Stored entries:
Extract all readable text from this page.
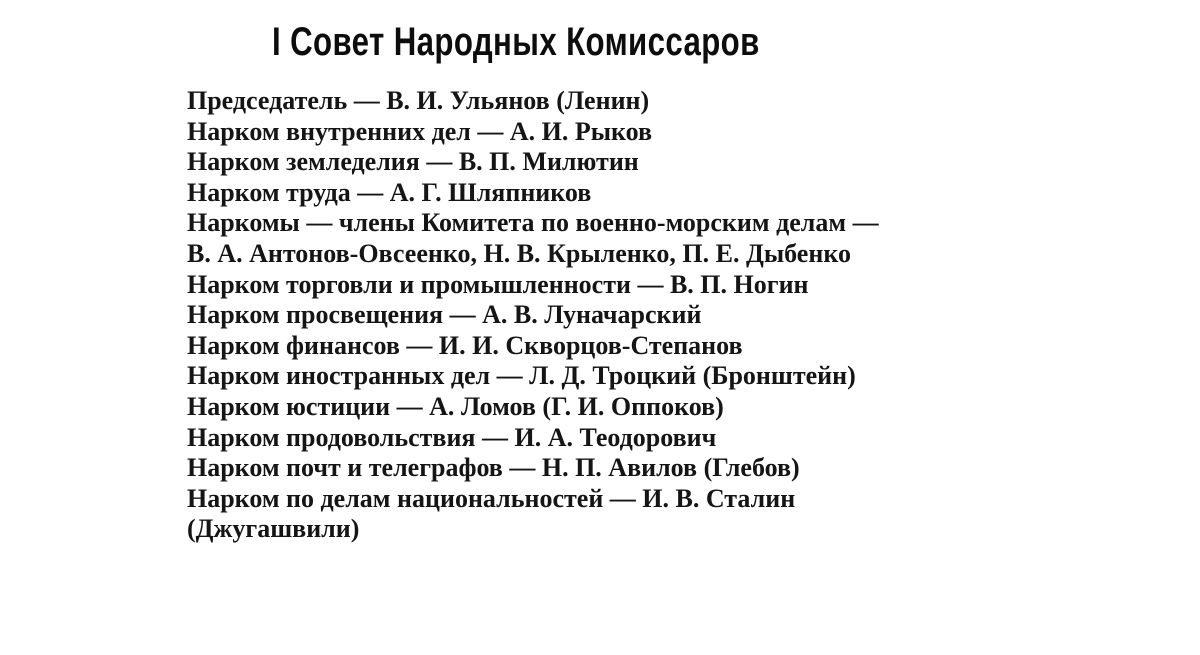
I Совет Народных Комиссаров
Председатель — В. И. Ульянов (Ленин)
Нарком внутренних дел — А. И. Рыков
Нарком земледелия — В. П. Милютин
Нарком труда — А. Г. Шляпников
Наркомы — члены Комитета по военно-морским делам —
В. А. Антонов-Овсеенко, Н. В. Крыленко, П. Е. Дыбенко
Нарком торговли и промышленности — В. П. Ногин
Нарком просвещения — А. В. Луначарский
Нарком финансов — И. И. Скворцов-Степанов
Нарком иностранных дел — Л. Д. Троцкий (Бронштейн)
Нарком юстиции — А. Ломов (Г. И. Оппоков)
Нарком продовольствия — И. А. Теодорович
Нарком почт и телеграфов — Н. П. Авилов (Глебов)
Нарком по делам национальностей — И. В. Сталин
(Джугашвили)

CHALLENGE: Identify the lines in the entries above that contain "делам", then copy them out.

SOLUTION TO THIS PROBLEM:
Наркомы — члены Комитета по военно-морским делам —
Нарком по делам национальностей — И. В. Сталин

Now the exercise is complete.